* _The exercise_: Each line containing the word "FLUT" needs to be copied.

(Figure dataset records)
-------

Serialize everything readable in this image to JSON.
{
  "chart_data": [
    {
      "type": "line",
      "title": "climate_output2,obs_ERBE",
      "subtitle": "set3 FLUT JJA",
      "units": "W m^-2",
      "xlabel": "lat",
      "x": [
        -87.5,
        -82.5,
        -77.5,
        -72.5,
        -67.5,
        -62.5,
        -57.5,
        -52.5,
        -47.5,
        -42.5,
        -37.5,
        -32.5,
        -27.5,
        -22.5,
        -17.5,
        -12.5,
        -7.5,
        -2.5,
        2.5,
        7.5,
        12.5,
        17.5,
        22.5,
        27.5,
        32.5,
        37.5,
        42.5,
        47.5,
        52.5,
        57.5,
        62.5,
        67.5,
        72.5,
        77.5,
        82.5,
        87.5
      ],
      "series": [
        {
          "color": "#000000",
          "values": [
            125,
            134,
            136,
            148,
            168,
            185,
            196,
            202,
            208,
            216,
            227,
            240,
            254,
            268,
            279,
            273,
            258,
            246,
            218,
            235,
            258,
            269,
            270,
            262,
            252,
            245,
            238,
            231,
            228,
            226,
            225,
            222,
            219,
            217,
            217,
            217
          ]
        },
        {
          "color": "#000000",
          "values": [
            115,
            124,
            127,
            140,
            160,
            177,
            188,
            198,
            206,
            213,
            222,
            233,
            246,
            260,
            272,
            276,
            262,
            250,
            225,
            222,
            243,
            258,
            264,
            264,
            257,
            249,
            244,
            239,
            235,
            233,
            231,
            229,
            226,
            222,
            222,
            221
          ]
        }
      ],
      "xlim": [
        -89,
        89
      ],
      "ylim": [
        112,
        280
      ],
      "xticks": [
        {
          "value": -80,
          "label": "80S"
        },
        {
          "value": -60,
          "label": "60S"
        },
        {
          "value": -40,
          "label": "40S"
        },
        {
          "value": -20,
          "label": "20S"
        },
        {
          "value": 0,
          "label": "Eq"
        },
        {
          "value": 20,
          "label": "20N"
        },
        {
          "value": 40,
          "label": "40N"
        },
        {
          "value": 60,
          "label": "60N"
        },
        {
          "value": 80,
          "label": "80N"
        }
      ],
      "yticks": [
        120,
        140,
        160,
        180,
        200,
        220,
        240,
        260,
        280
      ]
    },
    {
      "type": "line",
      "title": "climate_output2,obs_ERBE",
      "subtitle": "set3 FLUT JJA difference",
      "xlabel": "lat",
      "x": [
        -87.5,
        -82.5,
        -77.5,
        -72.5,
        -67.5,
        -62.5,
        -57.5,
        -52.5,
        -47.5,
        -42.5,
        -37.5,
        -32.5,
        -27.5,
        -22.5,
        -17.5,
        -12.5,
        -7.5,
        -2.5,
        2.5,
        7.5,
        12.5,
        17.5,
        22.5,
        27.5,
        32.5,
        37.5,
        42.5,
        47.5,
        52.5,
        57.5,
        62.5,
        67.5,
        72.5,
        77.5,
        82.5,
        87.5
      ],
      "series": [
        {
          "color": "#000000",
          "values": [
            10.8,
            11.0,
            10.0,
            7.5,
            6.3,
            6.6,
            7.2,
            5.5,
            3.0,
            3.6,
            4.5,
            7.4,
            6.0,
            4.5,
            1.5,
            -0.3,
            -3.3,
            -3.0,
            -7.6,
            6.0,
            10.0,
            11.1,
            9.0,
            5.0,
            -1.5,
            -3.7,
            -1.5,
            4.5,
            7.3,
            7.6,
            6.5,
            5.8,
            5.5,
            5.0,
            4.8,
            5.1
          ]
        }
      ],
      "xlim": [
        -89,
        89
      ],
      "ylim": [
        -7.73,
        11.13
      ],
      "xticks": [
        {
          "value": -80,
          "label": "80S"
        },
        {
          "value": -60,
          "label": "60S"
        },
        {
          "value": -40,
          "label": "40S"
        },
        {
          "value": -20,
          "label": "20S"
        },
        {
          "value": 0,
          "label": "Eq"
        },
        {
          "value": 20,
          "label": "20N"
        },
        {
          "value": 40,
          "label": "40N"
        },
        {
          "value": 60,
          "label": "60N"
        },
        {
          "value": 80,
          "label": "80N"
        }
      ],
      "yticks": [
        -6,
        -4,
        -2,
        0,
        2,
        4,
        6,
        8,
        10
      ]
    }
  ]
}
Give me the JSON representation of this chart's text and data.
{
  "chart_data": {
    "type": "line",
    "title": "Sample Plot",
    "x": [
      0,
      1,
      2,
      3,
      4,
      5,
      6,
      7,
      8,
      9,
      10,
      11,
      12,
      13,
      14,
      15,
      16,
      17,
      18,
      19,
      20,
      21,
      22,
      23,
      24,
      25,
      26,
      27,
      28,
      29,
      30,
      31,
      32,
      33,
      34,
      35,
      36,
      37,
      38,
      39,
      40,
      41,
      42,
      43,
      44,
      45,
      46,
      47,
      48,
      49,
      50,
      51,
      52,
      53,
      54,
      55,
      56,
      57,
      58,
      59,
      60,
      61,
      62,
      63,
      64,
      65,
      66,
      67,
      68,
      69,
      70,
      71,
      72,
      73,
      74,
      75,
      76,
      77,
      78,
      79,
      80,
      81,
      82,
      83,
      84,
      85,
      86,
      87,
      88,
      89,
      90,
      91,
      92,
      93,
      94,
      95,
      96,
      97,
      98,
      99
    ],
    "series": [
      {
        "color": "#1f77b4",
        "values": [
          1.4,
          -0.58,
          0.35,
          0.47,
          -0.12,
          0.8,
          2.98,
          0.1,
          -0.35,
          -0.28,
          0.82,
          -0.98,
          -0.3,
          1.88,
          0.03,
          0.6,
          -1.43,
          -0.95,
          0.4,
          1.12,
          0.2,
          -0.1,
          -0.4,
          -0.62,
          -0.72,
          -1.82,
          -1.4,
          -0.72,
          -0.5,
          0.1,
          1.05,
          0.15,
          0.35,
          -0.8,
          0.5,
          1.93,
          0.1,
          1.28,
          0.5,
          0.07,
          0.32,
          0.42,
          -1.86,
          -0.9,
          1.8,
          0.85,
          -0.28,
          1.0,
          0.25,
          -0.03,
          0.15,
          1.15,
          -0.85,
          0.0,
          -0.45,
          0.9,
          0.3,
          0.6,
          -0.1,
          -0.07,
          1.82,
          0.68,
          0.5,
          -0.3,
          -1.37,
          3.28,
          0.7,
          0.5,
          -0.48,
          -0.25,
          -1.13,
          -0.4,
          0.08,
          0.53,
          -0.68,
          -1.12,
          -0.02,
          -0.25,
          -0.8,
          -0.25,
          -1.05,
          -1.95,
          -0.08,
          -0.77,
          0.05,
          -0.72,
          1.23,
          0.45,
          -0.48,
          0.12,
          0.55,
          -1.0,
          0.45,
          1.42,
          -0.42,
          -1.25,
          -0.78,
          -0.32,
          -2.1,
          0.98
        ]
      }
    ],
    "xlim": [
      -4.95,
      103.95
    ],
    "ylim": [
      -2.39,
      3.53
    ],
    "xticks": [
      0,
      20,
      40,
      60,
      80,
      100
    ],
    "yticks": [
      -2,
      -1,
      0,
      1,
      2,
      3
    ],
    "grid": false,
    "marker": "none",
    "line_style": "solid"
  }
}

-------

* _Reply to the task_:
      "subtitle": "set3 FLUT JJA",
      "subtitle": "set3 FLUT JJA difference",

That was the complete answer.